====== DATASET CONTENT
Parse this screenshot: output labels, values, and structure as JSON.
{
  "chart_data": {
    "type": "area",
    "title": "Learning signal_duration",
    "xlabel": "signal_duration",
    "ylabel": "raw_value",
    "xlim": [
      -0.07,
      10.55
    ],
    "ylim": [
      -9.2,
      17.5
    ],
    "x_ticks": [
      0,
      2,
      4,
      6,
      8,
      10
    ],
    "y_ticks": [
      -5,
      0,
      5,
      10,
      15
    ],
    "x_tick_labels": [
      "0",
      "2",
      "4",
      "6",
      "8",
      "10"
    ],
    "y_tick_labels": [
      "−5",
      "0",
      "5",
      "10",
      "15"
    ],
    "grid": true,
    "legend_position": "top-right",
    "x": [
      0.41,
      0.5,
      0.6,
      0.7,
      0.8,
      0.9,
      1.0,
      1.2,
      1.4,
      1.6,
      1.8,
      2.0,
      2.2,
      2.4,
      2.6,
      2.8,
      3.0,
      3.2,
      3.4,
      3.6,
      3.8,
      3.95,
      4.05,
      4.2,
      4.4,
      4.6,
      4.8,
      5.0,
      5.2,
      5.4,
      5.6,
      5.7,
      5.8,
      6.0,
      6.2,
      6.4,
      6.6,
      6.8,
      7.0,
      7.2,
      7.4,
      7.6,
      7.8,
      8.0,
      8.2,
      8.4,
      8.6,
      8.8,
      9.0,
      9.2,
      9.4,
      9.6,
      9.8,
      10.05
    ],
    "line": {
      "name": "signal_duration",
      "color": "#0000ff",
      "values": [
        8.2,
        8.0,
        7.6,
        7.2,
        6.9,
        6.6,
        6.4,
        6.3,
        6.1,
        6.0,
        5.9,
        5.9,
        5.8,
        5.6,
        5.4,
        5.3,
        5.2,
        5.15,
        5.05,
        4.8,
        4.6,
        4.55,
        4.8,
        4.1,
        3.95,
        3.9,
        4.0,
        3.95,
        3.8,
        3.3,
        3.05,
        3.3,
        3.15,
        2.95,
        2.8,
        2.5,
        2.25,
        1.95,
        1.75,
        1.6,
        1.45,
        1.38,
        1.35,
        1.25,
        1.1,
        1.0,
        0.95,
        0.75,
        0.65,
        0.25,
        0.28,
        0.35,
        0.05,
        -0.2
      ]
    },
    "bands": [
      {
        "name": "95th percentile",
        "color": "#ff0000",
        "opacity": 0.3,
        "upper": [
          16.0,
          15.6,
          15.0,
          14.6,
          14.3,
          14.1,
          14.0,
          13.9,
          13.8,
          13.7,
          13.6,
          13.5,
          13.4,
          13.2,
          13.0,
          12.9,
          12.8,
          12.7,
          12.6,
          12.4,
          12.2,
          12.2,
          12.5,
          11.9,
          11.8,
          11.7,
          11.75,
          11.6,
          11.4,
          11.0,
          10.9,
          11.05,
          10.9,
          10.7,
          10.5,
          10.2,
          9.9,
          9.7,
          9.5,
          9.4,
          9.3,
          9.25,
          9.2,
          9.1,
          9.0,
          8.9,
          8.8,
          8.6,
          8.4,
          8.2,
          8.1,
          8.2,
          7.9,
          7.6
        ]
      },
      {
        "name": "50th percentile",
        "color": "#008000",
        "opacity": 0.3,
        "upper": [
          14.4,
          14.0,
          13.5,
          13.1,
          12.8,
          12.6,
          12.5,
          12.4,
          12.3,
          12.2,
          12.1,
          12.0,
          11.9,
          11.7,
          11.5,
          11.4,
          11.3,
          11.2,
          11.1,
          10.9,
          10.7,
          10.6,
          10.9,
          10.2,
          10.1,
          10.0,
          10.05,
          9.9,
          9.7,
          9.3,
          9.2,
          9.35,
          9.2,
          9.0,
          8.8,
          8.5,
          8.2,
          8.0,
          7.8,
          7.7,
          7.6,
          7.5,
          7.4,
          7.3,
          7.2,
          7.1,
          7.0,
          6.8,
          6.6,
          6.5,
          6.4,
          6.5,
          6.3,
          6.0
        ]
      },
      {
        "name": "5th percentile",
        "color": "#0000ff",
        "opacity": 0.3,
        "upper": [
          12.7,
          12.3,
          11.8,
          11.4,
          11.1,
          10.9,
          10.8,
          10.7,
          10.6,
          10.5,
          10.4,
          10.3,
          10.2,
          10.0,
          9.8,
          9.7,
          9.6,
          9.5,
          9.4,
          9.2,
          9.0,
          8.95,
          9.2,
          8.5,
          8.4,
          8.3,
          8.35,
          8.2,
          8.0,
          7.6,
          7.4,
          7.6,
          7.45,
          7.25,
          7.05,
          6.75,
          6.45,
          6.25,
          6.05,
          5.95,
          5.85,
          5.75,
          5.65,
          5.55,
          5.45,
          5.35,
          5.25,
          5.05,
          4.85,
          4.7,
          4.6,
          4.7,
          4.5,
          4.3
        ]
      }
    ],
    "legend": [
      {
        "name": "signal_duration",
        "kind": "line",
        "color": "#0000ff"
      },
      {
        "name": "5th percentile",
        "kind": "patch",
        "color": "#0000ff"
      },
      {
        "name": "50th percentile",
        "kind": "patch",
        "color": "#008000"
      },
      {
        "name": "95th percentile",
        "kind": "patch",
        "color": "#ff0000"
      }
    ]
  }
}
============
▶ GIVEN REQUEST: Write out the full listing exactly as given.

▶ RESPONSE TO THIS EXERCISE:
Parse this screenshot: output labels, values, and structure as JSON.
{
  "chart_data": {
    "type": "area",
    "title": "Learning signal_duration",
    "xlabel": "signal_duration",
    "ylabel": "raw_value",
    "xlim": [
      -0.07,
      10.55
    ],
    "ylim": [
      -9.2,
      17.5
    ],
    "x_ticks": [
      0,
      2,
      4,
      6,
      8,
      10
    ],
    "y_ticks": [
      -5,
      0,
      5,
      10,
      15
    ],
    "x_tick_labels": [
      "0",
      "2",
      "4",
      "6",
      "8",
      "10"
    ],
    "y_tick_labels": [
      "−5",
      "0",
      "5",
      "10",
      "15"
    ],
    "grid": true,
    "legend_position": "top-right",
    "x": [
      0.41,
      0.5,
      0.6,
      0.7,
      0.8,
      0.9,
      1.0,
      1.2,
      1.4,
      1.6,
      1.8,
      2.0,
      2.2,
      2.4,
      2.6,
      2.8,
      3.0,
      3.2,
      3.4,
      3.6,
      3.8,
      3.95,
      4.05,
      4.2,
      4.4,
      4.6,
      4.8,
      5.0,
      5.2,
      5.4,
      5.6,
      5.7,
      5.8,
      6.0,
      6.2,
      6.4,
      6.6,
      6.8,
      7.0,
      7.2,
      7.4,
      7.6,
      7.8,
      8.0,
      8.2,
      8.4,
      8.6,
      8.8,
      9.0,
      9.2,
      9.4,
      9.6,
      9.8,
      10.05
    ],
    "line": {
      "name": "signal_duration",
      "color": "#0000ff",
      "values": [
        8.2,
        8.0,
        7.6,
        7.2,
        6.9,
        6.6,
        6.4,
        6.3,
        6.1,
        6.0,
        5.9,
        5.9,
        5.8,
        5.6,
        5.4,
        5.3,
        5.2,
        5.15,
        5.05,
        4.8,
        4.6,
        4.55,
        4.8,
        4.1,
        3.95,
        3.9,
        4.0,
        3.95,
        3.8,
        3.3,
        3.05,
        3.3,
        3.15,
        2.95,
        2.8,
        2.5,
        2.25,
        1.95,
        1.75,
        1.6,
        1.45,
        1.38,
        1.35,
        1.25,
        1.1,
        1.0,
        0.95,
        0.75,
        0.65,
        0.25,
        0.28,
        0.35,
        0.05,
        -0.2
      ]
    },
    "bands": [
      {
        "name": "95th percentile",
        "color": "#ff0000",
        "opacity": 0.3,
        "upper": [
          16.0,
          15.6,
          15.0,
          14.6,
          14.3,
          14.1,
          14.0,
          13.9,
          13.8,
          13.7,
          13.6,
          13.5,
          13.4,
          13.2,
          13.0,
          12.9,
          12.8,
          12.7,
          12.6,
          12.4,
          12.2,
          12.2,
          12.5,
          11.9,
          11.8,
          11.7,
          11.75,
          11.6,
          11.4,
          11.0,
          10.9,
          11.05,
          10.9,
          10.7,
          10.5,
          10.2,
          9.9,
          9.7,
          9.5,
          9.4,
          9.3,
          9.25,
          9.2,
          9.1,
          9.0,
          8.9,
          8.8,
          8.6,
          8.4,
          8.2,
          8.1,
          8.2,
          7.9,
          7.6
        ]
      },
      {
        "name": "50th percentile",
        "color": "#008000",
        "opacity": 0.3,
        "upper": [
          14.4,
          14.0,
          13.5,
          13.1,
          12.8,
          12.6,
          12.5,
          12.4,
          12.3,
          12.2,
          12.1,
          12.0,
          11.9,
          11.7,
          11.5,
          11.4,
          11.3,
          11.2,
          11.1,
          10.9,
          10.7,
          10.6,
          10.9,
          10.2,
          10.1,
          10.0,
          10.05,
          9.9,
          9.7,
          9.3,
          9.2,
          9.35,
          9.2,
          9.0,
          8.8,
          8.5,
          8.2,
          8.0,
          7.8,
          7.7,
          7.6,
          7.5,
          7.4,
          7.3,
          7.2,
          7.1,
          7.0,
          6.8,
          6.6,
          6.5,
          6.4,
          6.5,
          6.3,
          6.0
        ]
      },
      {
        "name": "5th percentile",
        "color": "#0000ff",
        "opacity": 0.3,
        "upper": [
          12.7,
          12.3,
          11.8,
          11.4,
          11.1,
          10.9,
          10.8,
          10.7,
          10.6,
          10.5,
          10.4,
          10.3,
          10.2,
          10.0,
          9.8,
          9.7,
          9.6,
          9.5,
          9.4,
          9.2,
          9.0,
          8.95,
          9.2,
          8.5,
          8.4,
          8.3,
          8.35,
          8.2,
          8.0,
          7.6,
          7.4,
          7.6,
          7.45,
          7.25,
          7.05,
          6.75,
          6.45,
          6.25,
          6.05,
          5.95,
          5.85,
          5.75,
          5.65,
          5.55,
          5.45,
          5.35,
          5.25,
          5.05,
          4.85,
          4.7,
          4.6,
          4.7,
          4.5,
          4.3
        ]
      }
    ],
    "legend": [
      {
        "name": "signal_duration",
        "kind": "line",
        "color": "#0000ff"
      },
      {
        "name": "5th percentile",
        "kind": "patch",
        "color": "#0000ff"
      },
      {
        "name": "50th percentile",
        "kind": "patch",
        "color": "#008000"
      },
      {
        "name": "95th percentile",
        "kind": "patch",
        "color": "#ff0000"
      }
    ]
  }
}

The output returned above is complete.